* _Work instructions_
Give the data below again exactly as it stands. Omit the pictures.

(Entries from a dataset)
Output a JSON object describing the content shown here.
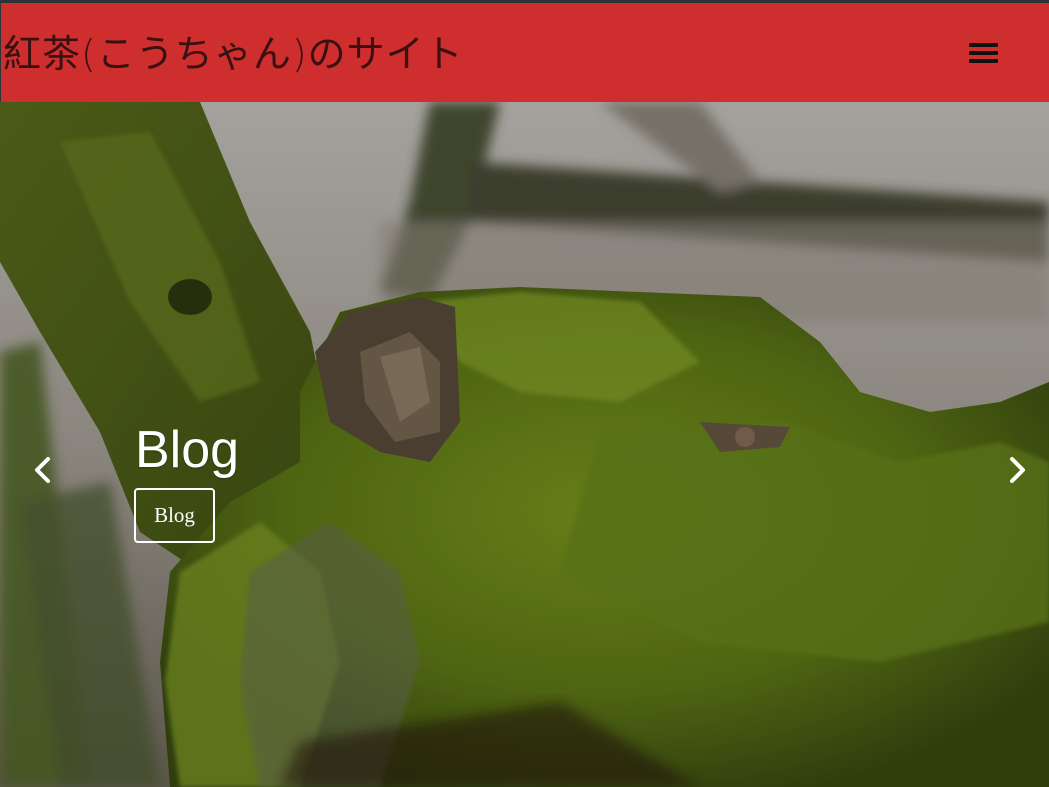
{
  "header": {
    "site_title": "紅茶(こうちゃん)のサイト",
    "menu_icon": "hamburger-menu-icon",
    "background_color": "#cf2e2e"
  },
  "carousel": {
    "slide_title": "Blog",
    "slide_button_label": "Blog",
    "prev_icon": "chevron-left-icon",
    "next_icon": "chevron-right-icon",
    "image_description_icon": "moss-covered-tree-branch-photo"
  }
}
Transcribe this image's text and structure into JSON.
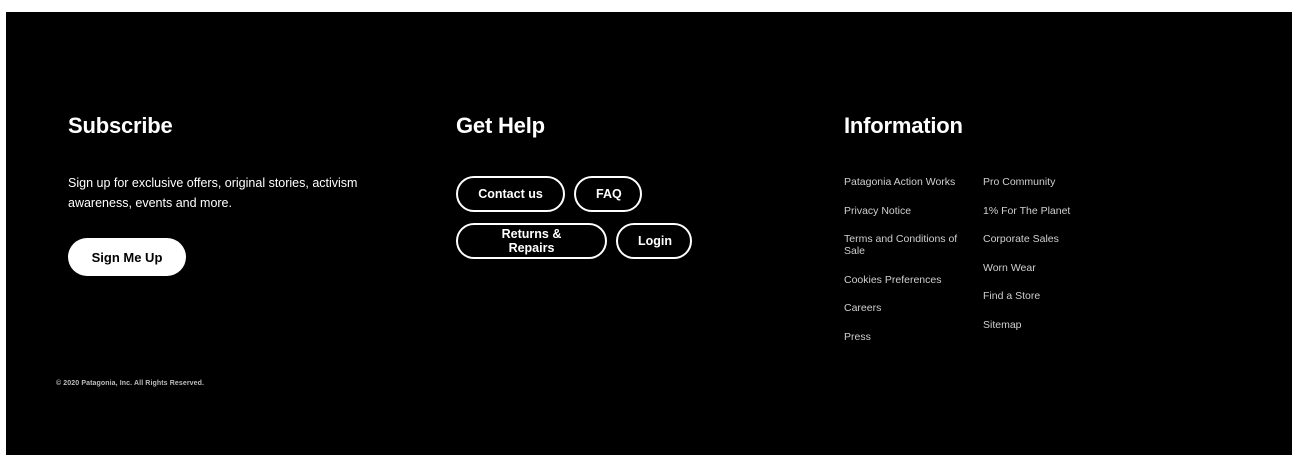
{
  "subscribe": {
    "heading": "Subscribe",
    "description": "Sign up for exclusive offers, original stories, activism awareness, events and more.",
    "button_label": "Sign Me Up"
  },
  "help": {
    "heading": "Get Help",
    "buttons_row1": [
      "Contact us",
      "FAQ"
    ],
    "buttons_row2": [
      "Returns & Repairs",
      "Login"
    ]
  },
  "information": {
    "heading": "Information",
    "column1": [
      "Patagonia Action Works",
      "Privacy Notice",
      "Terms and Conditions of Sale",
      "Cookies Preferences",
      "Careers",
      "Press"
    ],
    "column2": [
      "Pro Community",
      "1% For The Planet",
      "Corporate Sales",
      "Worn Wear",
      "Find a Store",
      "Sitemap"
    ]
  },
  "copyright": "© 2020 Patagonia, Inc. All Rights Reserved.",
  "colors": {
    "background": "#000000",
    "text": "#ffffff",
    "link": "#cfcfcf"
  }
}
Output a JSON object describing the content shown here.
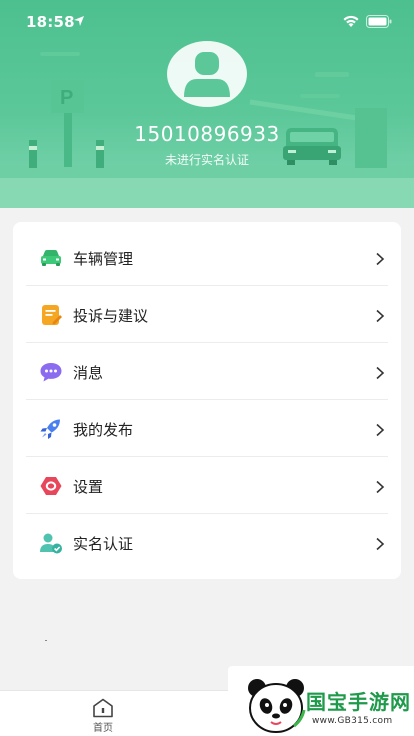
{
  "status_bar": {
    "time": "18:58"
  },
  "profile": {
    "phone": "15010896933",
    "verify_status": "未进行实名认证"
  },
  "menu": {
    "items": [
      {
        "label": "车辆管理",
        "icon": "car-icon"
      },
      {
        "label": "投诉与建议",
        "icon": "feedback-icon"
      },
      {
        "label": "消息",
        "icon": "message-icon"
      },
      {
        "label": "我的发布",
        "icon": "rocket-icon"
      },
      {
        "label": "设置",
        "icon": "settings-icon"
      },
      {
        "label": "实名认证",
        "icon": "verified-user-icon"
      }
    ]
  },
  "tab_bar": {
    "home_label": "首页"
  },
  "watermark": {
    "title": "国宝手游网",
    "url": "www.GB315.com"
  },
  "colors": {
    "brand_green": "#5cc89a",
    "accent_red": "#e8475b",
    "accent_blue": "#4a7ff0"
  }
}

* _Result for this exercise_
Output a JSON object describing the content shown here.
{
  "header": {
    "site_title": "紅茶(こうちゃん)のサイト",
    "menu_icon": "hamburger-menu-icon",
    "background_color": "#cf2e2e"
  },
  "carousel": {
    "slide_title": "Blog",
    "slide_button_label": "Blog",
    "prev_icon": "chevron-left-icon",
    "next_icon": "chevron-right-icon",
    "image_description_icon": "moss-covered-tree-branch-photo"
  }
}
Transcribe this image's text and structure into JSON.
{
  "subscribe": {
    "heading": "Subscribe",
    "description": "Sign up for exclusive offers, original stories, activism awareness, events and more.",
    "button_label": "Sign Me Up"
  },
  "help": {
    "heading": "Get Help",
    "buttons_row1": [
      "Contact us",
      "FAQ"
    ],
    "buttons_row2": [
      "Returns & Repairs",
      "Login"
    ]
  },
  "information": {
    "heading": "Information",
    "column1": [
      "Patagonia Action Works",
      "Privacy Notice",
      "Terms and Conditions of Sale",
      "Cookies Preferences",
      "Careers",
      "Press"
    ],
    "column2": [
      "Pro Community",
      "1% For The Planet",
      "Corporate Sales",
      "Worn Wear",
      "Find a Store",
      "Sitemap"
    ]
  },
  "copyright": "© 2020 Patagonia, Inc. All Rights Reserved.",
  "colors": {
    "background": "#000000",
    "text": "#ffffff",
    "link": "#cfcfcf"
  }
}
Output a JSON object describing the content shown here.
{
  "status_bar": {
    "time": "18:58"
  },
  "profile": {
    "phone": "15010896933",
    "verify_status": "未进行实名认证"
  },
  "menu": {
    "items": [
      {
        "label": "车辆管理",
        "icon": "car-icon"
      },
      {
        "label": "投诉与建议",
        "icon": "feedback-icon"
      },
      {
        "label": "消息",
        "icon": "message-icon"
      },
      {
        "label": "我的发布",
        "icon": "rocket-icon"
      },
      {
        "label": "设置",
        "icon": "settings-icon"
      },
      {
        "label": "实名认证",
        "icon": "verified-user-icon"
      }
    ]
  },
  "tab_bar": {
    "home_label": "首页"
  },
  "watermark": {
    "title": "国宝手游网",
    "url": "www.GB315.com"
  },
  "colors": {
    "brand_green": "#5cc89a",
    "accent_red": "#e8475b",
    "accent_blue": "#4a7ff0"
  }
}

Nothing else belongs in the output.